→ Directive: Answer with the number of lines in the listing below that contain the word "house", and nothing else.

→ Task data:
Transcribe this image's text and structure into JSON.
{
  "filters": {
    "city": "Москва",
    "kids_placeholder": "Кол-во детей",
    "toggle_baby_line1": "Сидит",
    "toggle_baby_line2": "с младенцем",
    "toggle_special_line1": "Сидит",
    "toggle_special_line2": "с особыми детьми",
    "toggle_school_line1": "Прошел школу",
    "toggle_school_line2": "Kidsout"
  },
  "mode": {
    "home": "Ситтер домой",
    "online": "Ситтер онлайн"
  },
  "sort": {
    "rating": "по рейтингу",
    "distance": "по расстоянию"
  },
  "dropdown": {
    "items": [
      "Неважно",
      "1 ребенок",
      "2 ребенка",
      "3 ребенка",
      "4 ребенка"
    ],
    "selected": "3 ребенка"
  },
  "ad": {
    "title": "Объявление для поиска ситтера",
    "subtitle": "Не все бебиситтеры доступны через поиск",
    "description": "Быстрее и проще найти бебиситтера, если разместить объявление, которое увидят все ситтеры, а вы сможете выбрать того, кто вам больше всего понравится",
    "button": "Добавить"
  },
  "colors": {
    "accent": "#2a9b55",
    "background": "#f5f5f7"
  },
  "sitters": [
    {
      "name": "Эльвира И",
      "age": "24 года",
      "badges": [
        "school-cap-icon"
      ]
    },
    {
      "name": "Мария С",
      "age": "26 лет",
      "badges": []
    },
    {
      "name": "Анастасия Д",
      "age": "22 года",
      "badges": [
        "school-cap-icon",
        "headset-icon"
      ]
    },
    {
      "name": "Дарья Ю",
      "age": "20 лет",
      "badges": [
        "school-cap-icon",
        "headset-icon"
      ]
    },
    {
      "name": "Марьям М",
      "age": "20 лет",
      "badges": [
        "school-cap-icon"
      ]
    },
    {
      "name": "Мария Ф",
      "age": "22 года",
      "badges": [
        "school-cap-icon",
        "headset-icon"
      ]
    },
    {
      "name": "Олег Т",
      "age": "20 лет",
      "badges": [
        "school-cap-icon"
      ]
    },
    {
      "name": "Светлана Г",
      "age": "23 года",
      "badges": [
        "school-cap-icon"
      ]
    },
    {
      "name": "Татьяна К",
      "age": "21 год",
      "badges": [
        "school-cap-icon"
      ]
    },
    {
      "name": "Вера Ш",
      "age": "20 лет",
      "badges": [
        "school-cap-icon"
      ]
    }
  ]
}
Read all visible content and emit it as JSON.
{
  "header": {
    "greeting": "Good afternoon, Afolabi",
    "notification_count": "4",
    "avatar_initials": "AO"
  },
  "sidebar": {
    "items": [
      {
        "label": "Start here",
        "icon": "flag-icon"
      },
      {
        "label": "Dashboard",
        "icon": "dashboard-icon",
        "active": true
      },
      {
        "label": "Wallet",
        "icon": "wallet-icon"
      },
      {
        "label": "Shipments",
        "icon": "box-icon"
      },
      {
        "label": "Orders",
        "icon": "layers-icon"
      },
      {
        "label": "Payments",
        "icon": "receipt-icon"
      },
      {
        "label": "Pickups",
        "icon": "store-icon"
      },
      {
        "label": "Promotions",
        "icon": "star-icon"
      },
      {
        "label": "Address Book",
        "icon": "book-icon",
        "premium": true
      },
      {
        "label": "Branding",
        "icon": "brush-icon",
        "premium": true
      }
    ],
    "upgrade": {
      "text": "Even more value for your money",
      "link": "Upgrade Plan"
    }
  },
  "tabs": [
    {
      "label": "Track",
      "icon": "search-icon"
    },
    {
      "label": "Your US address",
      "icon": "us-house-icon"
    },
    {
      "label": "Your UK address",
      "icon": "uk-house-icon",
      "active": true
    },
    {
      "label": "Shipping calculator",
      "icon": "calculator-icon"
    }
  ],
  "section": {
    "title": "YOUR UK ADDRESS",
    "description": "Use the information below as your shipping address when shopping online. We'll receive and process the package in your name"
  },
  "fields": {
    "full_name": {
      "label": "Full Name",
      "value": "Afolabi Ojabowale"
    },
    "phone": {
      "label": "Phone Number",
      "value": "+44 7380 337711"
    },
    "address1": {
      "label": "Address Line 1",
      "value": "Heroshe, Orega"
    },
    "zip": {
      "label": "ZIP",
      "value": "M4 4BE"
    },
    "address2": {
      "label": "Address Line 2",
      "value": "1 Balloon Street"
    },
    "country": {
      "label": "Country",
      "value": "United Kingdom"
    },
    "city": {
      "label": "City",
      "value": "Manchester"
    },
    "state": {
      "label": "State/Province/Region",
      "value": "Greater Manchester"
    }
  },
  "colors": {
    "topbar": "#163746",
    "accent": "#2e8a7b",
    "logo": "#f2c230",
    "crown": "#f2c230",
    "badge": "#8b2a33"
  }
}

→ Solution for this exercise: 2